Problem: Copy each line holding the string "Arcade".

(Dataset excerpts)
---

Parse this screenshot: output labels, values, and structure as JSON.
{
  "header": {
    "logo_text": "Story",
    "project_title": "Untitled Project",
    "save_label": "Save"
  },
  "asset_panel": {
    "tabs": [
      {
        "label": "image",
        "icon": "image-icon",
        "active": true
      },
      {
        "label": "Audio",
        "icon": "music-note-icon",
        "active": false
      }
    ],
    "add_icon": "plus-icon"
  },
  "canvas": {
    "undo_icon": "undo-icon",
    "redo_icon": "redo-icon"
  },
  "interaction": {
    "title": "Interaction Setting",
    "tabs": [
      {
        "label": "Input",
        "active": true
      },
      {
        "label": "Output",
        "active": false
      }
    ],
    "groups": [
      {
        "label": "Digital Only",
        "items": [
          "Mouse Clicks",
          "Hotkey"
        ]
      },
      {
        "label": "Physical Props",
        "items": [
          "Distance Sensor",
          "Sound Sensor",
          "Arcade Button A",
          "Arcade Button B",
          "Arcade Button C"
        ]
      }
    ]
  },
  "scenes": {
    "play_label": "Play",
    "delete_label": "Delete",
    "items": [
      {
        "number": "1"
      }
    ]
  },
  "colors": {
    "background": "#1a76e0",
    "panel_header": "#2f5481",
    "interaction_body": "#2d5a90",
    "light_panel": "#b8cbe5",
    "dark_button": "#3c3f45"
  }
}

---

Correct answer:
          "Arcade Button A",
          "Arcade Button B",
          "Arcade Button C"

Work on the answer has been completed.